### What to work on
Pull out every line below containing the word "Sull".

### Data to use
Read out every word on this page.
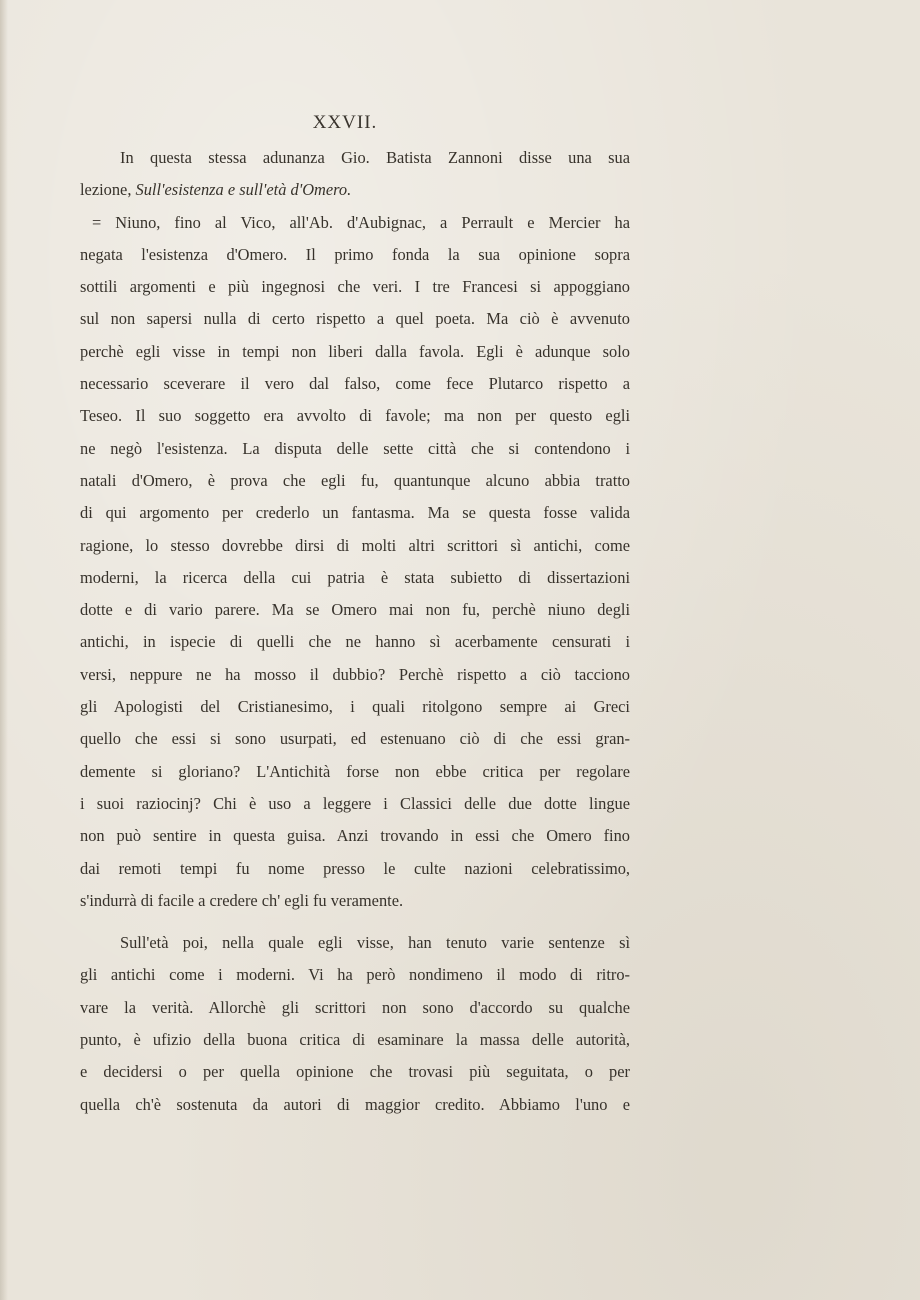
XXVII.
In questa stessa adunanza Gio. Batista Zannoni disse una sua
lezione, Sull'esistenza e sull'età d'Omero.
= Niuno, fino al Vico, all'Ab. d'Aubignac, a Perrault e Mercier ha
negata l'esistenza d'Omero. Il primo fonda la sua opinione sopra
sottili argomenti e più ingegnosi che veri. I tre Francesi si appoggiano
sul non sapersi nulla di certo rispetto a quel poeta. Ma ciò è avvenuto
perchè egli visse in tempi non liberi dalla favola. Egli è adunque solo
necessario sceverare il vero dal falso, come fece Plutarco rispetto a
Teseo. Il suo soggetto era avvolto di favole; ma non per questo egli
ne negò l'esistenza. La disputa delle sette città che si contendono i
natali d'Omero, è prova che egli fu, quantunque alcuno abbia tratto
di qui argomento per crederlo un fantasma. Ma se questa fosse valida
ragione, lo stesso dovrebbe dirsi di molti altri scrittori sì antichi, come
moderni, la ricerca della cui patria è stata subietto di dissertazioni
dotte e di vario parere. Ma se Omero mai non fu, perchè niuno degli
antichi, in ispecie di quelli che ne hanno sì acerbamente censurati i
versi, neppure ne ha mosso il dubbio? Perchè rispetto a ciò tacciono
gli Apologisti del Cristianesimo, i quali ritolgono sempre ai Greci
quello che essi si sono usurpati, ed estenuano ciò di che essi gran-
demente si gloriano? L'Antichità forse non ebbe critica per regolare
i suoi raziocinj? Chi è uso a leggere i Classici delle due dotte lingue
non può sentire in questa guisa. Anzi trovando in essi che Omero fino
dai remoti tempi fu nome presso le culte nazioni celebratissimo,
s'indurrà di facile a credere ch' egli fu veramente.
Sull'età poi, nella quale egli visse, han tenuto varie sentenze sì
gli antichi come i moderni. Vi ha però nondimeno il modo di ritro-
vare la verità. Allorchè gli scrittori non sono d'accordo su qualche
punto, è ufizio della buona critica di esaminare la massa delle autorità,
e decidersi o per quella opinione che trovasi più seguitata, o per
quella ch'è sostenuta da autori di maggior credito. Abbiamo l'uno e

### Complete response
lezione, Sull'esistenza e sull'età d'Omero.
Sull'età poi, nella quale egli visse, han tenuto varie sentenze sì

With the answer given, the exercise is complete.